* BEGIN DOCUMENT EXTRACT *

A status code of 200 means the request succeeded and the page loaded correctly. Codes in the 400 or 500 range indicate client or server errors, which means the page was not retrieved as expected.

In addition, the headers dictionary plays an important role here. It includes a User-Agent string, which tells the website what type of client is making the request. While Requests includes a default User-Agent, some sites flag it as automated, so using a realistic browser User-Agent can help in some cases.

Step 4: Parse the HTML Content

At this point, your script has successfully fetched the page and stored the raw HTML in response.text. While this HTML contains all the data you need, it is still just a long string of text. You cannot search or extract elements from it in a practical way yet.

This is where Beautiful Soup comes in. Parsing converts the raw HTML string into a structured object that mirrors the page's HTML tree. Once parsed, you can move through elements, search by tags or classes, and extract specific pieces of data.

* END DOCUMENT EXTRACT *
* BEGIN DATA SECTION *

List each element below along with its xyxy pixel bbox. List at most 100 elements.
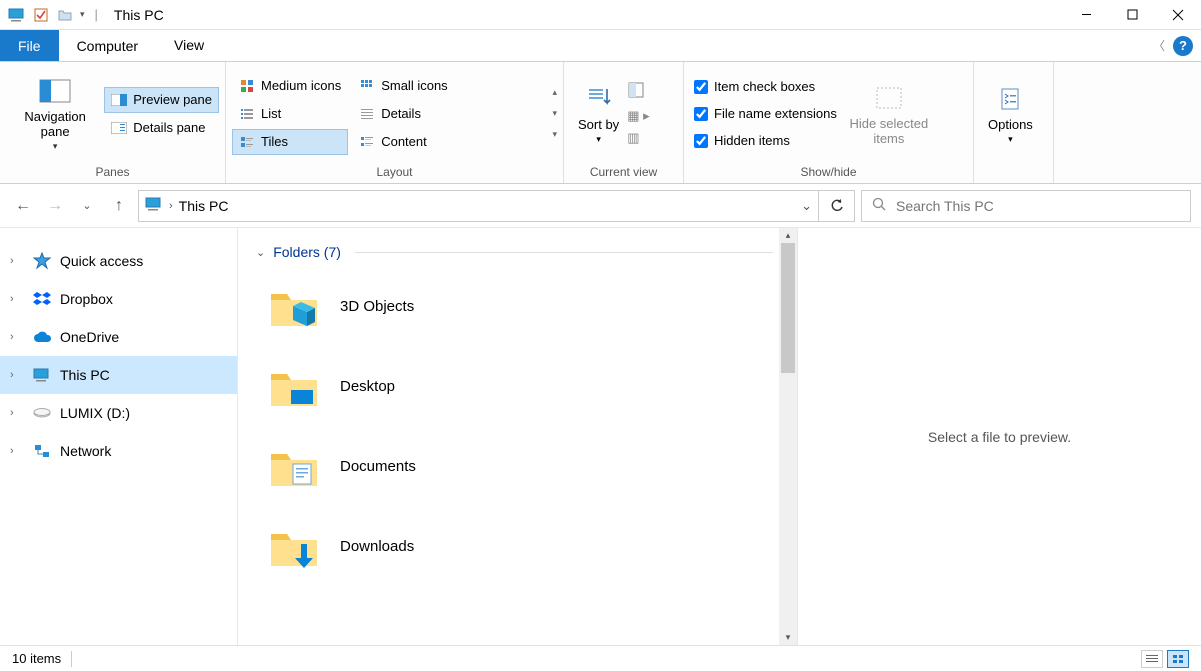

* END DATA SECTION *

* OBJECTIVE
Reproduce the passage of the web scraping text between "In addition, the" and "in some cases.", inclusive, word for word.

* EXERCISE SOLUTION
In addition, the headers dictionary plays an important role here. It includes a User-Agent string, which tells the website what type of client is making the request. While Requests includes a default User-Agent, some sites flag it as automated, so using a realistic browser User-Agent can help in some cases.